Copy only this range: the line with "Read all visible content and emit it as JSON." through the final line of the material, inclusive at both ends.

Data section.
------------------------------------------------------------------------
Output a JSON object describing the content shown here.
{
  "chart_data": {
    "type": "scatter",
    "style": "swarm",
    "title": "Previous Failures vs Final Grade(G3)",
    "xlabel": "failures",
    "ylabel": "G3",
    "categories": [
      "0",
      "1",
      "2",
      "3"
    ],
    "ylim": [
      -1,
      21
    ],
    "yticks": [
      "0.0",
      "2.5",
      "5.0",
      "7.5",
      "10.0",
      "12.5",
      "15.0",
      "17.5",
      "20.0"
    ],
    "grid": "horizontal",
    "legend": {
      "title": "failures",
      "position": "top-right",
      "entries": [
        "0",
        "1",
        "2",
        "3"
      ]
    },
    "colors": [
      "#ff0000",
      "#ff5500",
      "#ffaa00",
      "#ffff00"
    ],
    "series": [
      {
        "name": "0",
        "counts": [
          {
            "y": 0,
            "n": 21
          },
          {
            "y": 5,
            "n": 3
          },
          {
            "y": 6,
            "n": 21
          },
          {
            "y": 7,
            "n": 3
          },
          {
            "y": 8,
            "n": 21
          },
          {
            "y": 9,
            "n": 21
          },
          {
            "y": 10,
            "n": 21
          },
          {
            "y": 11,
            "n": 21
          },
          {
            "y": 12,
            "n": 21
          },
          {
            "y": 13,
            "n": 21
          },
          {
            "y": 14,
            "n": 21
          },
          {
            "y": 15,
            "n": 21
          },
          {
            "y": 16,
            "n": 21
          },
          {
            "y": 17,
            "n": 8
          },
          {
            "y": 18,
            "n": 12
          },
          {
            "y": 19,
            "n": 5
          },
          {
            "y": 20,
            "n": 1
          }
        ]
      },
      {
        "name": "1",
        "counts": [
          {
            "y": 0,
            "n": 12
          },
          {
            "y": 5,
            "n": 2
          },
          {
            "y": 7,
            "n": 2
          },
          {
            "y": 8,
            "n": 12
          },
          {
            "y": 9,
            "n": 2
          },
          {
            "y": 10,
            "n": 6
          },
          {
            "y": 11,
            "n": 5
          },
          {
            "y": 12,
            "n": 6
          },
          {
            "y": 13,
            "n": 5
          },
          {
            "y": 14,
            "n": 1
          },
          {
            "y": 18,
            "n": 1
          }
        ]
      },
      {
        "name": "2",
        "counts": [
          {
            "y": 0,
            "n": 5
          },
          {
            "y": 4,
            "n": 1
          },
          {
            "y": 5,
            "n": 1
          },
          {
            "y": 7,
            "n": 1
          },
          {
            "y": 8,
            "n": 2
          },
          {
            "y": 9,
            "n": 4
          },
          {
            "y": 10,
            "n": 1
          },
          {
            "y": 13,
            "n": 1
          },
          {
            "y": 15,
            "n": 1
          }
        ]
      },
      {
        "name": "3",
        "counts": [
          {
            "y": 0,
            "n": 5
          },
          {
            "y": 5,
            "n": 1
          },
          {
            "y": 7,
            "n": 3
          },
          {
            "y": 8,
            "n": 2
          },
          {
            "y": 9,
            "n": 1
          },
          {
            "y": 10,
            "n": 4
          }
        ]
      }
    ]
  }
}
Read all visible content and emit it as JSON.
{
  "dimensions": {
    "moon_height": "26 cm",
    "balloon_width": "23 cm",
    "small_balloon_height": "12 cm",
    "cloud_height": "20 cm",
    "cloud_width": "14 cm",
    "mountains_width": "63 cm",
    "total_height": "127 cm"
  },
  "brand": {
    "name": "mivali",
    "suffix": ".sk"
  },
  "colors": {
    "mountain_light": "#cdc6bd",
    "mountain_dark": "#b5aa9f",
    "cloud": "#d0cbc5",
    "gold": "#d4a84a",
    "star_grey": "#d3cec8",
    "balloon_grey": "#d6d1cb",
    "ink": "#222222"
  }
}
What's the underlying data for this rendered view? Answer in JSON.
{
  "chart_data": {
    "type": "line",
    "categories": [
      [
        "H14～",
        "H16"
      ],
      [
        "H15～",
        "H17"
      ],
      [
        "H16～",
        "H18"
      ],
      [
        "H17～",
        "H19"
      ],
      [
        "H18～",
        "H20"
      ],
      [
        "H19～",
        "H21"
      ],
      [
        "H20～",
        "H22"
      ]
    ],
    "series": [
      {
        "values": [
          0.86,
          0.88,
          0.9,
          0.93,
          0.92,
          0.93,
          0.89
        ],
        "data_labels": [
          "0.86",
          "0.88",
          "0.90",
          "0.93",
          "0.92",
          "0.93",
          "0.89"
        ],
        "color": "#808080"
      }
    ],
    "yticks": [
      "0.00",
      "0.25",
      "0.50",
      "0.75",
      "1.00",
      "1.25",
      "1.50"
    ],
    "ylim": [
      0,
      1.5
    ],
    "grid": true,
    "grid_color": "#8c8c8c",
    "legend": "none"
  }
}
------------------------------------------------------------------------
Exercise response.
Read all visible content and emit it as JSON.
{
  "dimensions": {
    "moon_height": "26 cm",
    "balloon_width": "23 cm",
    "small_balloon_height": "12 cm",
    "cloud_height": "20 cm",
    "cloud_width": "14 cm",
    "mountains_width": "63 cm",
    "total_height": "127 cm"
  },
  "brand": {
    "name": "mivali",
    "suffix": ".sk"
  },
  "colors": {
    "mountain_light": "#cdc6bd",
    "mountain_dark": "#b5aa9f",
    "cloud": "#d0cbc5",
    "gold": "#d4a84a",
    "star_grey": "#d3cec8",
    "balloon_grey": "#d6d1cb",
    "ink": "#222222"
  }
}
What's the underlying data for this rendered view? Answer in JSON.
{
  "chart_data": {
    "type": "line",
    "categories": [
      [
        "H14～",
        "H16"
      ],
      [
        "H15～",
        "H17"
      ],
      [
        "H16～",
        "H18"
      ],
      [
        "H17～",
        "H19"
      ],
      [
        "H18～",
        "H20"
      ],
      [
        "H19～",
        "H21"
      ],
      [
        "H20～",
        "H22"
      ]
    ],
    "series": [
      {
        "values": [
          0.86,
          0.88,
          0.9,
          0.93,
          0.92,
          0.93,
          0.89
        ],
        "data_labels": [
          "0.86",
          "0.88",
          "0.90",
          "0.93",
          "0.92",
          "0.93",
          "0.89"
        ],
        "color": "#808080"
      }
    ],
    "yticks": [
      "0.00",
      "0.25",
      "0.50",
      "0.75",
      "1.00",
      "1.25",
      "1.50"
    ],
    "ylim": [
      0,
      1.5
    ],
    "grid": true,
    "grid_color": "#8c8c8c",
    "legend": "none"
  }
}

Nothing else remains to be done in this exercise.